__What is needed__:
Extract, from the listing that follows, each line containing the word "color".

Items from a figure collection
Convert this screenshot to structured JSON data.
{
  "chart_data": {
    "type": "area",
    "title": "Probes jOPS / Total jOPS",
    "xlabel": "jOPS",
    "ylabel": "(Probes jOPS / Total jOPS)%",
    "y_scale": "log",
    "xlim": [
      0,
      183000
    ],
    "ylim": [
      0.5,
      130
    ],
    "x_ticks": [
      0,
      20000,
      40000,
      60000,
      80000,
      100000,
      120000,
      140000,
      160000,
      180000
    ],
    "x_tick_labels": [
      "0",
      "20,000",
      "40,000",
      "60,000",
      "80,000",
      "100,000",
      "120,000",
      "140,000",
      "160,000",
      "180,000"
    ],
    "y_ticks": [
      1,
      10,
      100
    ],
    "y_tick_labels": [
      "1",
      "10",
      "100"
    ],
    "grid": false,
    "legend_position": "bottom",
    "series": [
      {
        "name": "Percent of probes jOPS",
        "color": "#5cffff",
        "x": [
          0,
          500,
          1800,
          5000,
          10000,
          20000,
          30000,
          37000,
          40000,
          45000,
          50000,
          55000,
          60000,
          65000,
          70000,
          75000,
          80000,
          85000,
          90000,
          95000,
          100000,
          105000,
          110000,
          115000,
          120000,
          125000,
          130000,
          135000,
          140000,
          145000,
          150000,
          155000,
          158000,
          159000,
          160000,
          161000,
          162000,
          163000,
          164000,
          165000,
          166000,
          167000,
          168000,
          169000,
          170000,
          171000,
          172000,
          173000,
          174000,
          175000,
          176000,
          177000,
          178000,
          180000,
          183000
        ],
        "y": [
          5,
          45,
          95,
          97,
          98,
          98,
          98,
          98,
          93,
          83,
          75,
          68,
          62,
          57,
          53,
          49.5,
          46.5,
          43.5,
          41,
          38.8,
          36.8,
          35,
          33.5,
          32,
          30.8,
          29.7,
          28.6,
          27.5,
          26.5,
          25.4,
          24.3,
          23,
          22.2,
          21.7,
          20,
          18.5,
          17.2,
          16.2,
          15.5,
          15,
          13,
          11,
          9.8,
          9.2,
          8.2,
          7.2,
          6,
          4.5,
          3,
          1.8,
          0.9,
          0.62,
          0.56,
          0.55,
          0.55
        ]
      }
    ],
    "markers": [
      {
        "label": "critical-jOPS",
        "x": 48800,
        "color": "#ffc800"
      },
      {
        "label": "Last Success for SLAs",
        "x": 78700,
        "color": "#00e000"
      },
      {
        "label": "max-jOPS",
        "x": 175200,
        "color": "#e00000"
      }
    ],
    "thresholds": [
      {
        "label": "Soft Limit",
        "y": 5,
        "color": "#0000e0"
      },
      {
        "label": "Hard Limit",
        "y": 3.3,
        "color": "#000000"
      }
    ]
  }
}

__Finished task__:
        "color": "#5cffff",
        "color": "#ffc800"
        "color": "#00e000"
        "color": "#e00000"
        "color": "#0000e0"
        "color": "#000000"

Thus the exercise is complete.